Selected text>
--- --- ---

The Economist says that the creation and seizure of Mikhail Khodorkovsky’s “Yukos” oil firm represented the beginning and the end of freedom and democracy in Russia:
IT WAS the first “smart” office building in Russia, self-sufficient and stuffed with the latest technology, a showcase of Russian capitalism and built to serve as the headquarters of Yukos, the country’s biggest oil company at the time. The pearl-tinged tower was insured against earthquakes, storms and floods. It was even insured against police raids—but, alas, not against political change. In April 2003, when the company moved in, someone counted the steps between landings: 13, an unlucky number. A few months later things started to go wrong.
This week Yukos’s office building was the last of the company’s main assets, after its production units, refineries and petrol stations, to be sold in a series of staged bankruptcy auctions. Most of Yukos has ended up with state-controlled Rosneft, now Russia’s largest oil company, run from a low-rise office within shouting distance of the Kremlin. All that now remains of Yukos is a number of lawsuits filed by disgruntled shareholders demanding compensation from the Russian state. In a few weeks a clerk will cross out Yukos’s name from an official register and Russia’s first-ever private oil company will cease to exist as a legal entity. Rubbing out the stain that the destruction of Yukos has left on Russia’s political and economic landscape, however, will take a lot longer.
At the very least, the Yukos affair changed the shape of the Russian oil industry, giving the state control over energy resources and doubling its share of crude output to more than 50%. But the legacy of Yukos’s destruction goes beyond oil. If the emergence of Yukos epitomised Russia’s transition from a planned economy to the wild capitalism of the 1990s, which for all its excesses thrived on private initiative, its destruction was a turning-point towards an authoritarian, corporatist state.
What triggered the attack on Yukos and its main shareholder, Mikhail Khodorkovsky, is still a matter of argument. Was it Mr Khodorkovsky’s political ambitions, or his plans to sell a large chunk of the company to Exxon Mobil? Was it his intention to build private pipelines, or the cupidity of the new elite? It was probably all of the above. But what has become clear over the past four years is that Yukos’s fate was sealed once Vladimir Putin became Russia’s president in 2000.

--- --- ---

What you need to do>
• A. In the listing below, copy out every line from the one containing "410 845 448</box>" down to the one containing "y-tick-label: 90 <box>844 284 858 298</box>", both included.
• B. Continue the passage about the fall of Yukos from its last sentence.

Given entries>

--- --- ---

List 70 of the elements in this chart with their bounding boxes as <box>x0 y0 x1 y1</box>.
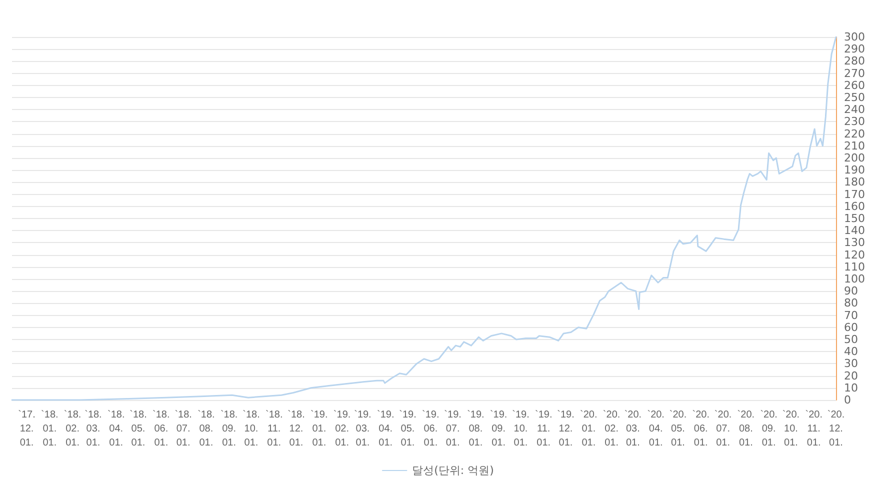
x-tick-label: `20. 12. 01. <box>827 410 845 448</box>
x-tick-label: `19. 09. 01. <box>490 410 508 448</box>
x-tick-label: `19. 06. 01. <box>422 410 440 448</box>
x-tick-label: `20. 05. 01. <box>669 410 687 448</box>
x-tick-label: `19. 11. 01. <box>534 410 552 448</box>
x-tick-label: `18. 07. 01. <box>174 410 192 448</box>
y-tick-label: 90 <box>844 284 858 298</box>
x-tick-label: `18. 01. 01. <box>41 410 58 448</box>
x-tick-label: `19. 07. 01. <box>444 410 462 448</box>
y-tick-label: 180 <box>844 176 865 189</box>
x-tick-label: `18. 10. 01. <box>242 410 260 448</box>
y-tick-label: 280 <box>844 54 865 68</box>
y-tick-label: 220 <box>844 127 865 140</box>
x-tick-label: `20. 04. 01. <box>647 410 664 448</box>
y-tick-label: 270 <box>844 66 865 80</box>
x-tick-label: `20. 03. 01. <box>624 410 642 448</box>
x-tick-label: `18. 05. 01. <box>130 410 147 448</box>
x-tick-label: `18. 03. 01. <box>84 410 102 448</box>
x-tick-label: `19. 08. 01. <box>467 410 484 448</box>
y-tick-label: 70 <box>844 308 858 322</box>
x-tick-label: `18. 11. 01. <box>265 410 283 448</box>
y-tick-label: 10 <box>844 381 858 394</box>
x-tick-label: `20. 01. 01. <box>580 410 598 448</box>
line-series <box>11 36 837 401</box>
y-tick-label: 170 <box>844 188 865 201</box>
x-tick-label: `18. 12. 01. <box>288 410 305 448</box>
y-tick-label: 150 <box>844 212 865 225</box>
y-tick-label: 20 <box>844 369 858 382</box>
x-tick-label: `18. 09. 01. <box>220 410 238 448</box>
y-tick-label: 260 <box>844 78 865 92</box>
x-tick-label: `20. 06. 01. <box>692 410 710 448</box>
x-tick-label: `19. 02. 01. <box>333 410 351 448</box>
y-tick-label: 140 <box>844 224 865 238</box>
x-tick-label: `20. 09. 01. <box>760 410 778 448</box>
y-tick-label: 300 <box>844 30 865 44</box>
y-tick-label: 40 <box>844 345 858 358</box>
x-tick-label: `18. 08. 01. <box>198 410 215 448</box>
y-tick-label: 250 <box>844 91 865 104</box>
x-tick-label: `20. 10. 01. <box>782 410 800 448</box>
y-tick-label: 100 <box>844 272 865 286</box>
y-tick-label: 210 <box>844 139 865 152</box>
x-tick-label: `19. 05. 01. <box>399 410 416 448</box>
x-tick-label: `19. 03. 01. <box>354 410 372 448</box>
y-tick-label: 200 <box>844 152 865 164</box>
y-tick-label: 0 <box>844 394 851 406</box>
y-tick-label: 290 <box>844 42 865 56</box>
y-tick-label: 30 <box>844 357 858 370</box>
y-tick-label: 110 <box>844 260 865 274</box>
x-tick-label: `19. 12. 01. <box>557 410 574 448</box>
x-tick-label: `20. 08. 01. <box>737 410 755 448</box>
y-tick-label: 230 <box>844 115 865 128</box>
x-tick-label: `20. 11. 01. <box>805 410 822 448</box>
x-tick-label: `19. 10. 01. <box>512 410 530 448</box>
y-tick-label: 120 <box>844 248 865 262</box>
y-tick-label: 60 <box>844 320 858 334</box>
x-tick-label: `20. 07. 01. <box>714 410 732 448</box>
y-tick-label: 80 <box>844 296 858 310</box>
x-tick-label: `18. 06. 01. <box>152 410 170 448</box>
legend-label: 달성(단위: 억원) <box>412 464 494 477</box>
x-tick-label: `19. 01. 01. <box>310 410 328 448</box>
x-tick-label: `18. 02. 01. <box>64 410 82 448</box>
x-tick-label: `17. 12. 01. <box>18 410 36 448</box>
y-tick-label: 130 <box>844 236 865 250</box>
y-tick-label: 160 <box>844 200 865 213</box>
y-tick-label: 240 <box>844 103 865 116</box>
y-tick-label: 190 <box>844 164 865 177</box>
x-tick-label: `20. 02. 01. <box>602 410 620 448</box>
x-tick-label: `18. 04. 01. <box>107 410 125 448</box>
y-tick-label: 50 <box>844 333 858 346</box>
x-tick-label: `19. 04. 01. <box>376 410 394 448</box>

--- --- ---

Answers provided>
• A.
x-tick-label: `20. 12. 01. <box>827 410 845 448</box>
x-tick-label: `19. 09. 01. <box>490 410 508 448</box>
x-tick-label: `19. 06. 01. <box>422 410 440 448</box>
x-tick-label: `20. 05. 01. <box>669 410 687 448</box>
x-tick-label: `19. 11. 01. <box>534 410 552 448</box>
x-tick-label: `18. 07. 01. <box>174 410 192 448</box>
y-tick-label: 90 <box>844 284 858 298</box>

• B.
“If the Yukos case had not happened, it would have to have been invented,” says Rory MacFarquhar, an executive director at Goldman Sachs in Moscow. The case partly reversed the legacy of the 1990s during which, through a series of mostly rigged auctions, control of natural resources passed from the discredited Communist party to a group of oligarchs supportive of Boris Yeltsin’s regime. It was unusual by any country’s standards. Mr Khodorkovsky, a businessman and former Young Communist League activist, was one of the prime beneficiaries. His bank arranged the auction of Yukos and ended up as the sole bidder. Any potential rivals had been warned to stay clear and he got the majority of Yukos for a song.
The privatisations successfully dislodged the Communists from the commanding heights of the economy, but also created a lasting sense of injustice in Russia. So when Mr Khodorkovsky began to behave like an independent and legitimate owner of Yukos, negotiating its sale and financing the political opposition, Mr Putin was furious.
The president’s desire to curtail the political and economic influence of the oligarchs was understandable. Mr Putin could have levied a windfall tax on the oligarchs, or renationalised the energy companies and compensated shareholders. Instead, he used the legal and tax systems to bankrupt a healthy company and pass the prize from one elite to another—this time, a group closely tied to the KGB, the Soviet Union’s former security service.
Russian tsars often banished disloyal aristocrats who prospered under a previous reign and expropriated their wealth. What was new with Yukos was Mr Putin’s pretence that all this was legal. That eroded democratic institutions and further discredited the law by using it as a political instrument. An attack late last year on Royal Dutch Shell (allegedly on environmental grounds) and an earlier economic blockade of Georgia, which was attributed to health regulations, were part of a pattern that began with Yukos.
After a bogus trial conducted by servile judges, Mr Khodorkovsky was sent to a Siberian prison camp and Yukos was broken up and pushed into bankruptcy through ever mounting back-tax claims. The figures did not add up. In December 2004 Yuganskneftegaz, the main production unit of Yukos, was sold in a rigged auction for $9.4 billion to a front company registered in a grocery shop in a provincial town, which was then bought by Rosneft. (When Rosneft came to float its shares on the London Stock Exchange, the same asset was valued at close to $60 billion.) The sums kept changing, but the formula stayed the same: the tax bill always ended up exceeding the value of Yukos’s assets.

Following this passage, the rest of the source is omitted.